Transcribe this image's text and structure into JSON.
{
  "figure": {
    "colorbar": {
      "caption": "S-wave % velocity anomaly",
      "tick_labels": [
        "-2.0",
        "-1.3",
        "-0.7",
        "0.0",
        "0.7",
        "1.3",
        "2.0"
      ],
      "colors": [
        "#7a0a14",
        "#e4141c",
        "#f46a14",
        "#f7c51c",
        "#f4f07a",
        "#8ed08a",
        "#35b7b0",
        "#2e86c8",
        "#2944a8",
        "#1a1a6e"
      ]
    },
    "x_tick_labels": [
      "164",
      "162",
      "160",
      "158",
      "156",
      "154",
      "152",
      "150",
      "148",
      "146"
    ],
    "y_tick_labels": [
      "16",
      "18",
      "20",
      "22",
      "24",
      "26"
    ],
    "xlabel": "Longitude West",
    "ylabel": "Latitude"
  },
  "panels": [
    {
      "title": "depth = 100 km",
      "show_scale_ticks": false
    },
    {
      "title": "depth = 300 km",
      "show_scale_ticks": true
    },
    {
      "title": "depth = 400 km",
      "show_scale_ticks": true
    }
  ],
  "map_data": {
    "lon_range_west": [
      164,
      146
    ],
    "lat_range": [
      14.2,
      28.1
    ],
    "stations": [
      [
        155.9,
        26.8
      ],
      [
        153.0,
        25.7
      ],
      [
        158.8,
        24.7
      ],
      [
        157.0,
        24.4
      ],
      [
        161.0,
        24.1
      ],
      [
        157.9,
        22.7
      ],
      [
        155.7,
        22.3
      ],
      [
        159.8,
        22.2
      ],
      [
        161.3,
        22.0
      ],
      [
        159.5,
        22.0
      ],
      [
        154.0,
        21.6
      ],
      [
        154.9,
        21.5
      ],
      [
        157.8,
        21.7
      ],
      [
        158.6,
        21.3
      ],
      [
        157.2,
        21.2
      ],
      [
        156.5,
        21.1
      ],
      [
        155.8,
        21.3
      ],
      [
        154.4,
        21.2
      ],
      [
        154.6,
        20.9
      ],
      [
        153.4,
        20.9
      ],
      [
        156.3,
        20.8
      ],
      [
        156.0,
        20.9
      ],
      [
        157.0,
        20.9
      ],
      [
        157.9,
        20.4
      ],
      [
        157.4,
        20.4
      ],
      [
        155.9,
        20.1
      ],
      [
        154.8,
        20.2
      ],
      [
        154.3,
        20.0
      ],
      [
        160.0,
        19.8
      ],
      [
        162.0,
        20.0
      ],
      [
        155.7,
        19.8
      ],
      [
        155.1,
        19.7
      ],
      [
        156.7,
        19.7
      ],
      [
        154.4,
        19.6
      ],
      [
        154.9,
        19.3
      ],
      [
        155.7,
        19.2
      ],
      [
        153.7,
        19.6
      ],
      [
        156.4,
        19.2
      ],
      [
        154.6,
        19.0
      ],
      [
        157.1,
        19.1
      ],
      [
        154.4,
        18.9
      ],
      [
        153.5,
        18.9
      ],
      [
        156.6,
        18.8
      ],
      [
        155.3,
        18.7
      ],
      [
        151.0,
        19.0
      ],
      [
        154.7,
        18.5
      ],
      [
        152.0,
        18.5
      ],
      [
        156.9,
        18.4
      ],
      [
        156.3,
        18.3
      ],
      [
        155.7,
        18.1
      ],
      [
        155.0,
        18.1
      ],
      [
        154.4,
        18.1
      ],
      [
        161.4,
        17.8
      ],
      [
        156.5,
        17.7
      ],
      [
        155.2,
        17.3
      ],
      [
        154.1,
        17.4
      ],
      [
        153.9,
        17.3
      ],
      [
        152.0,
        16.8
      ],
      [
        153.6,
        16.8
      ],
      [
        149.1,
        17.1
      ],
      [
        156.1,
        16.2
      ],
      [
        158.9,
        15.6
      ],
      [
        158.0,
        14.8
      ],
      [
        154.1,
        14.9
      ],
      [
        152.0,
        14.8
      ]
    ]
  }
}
# # # # # # #
Aim of the task →
Count each line of the entries that holds the word "depth", then state the total and nothing more.

Solution for this task →
3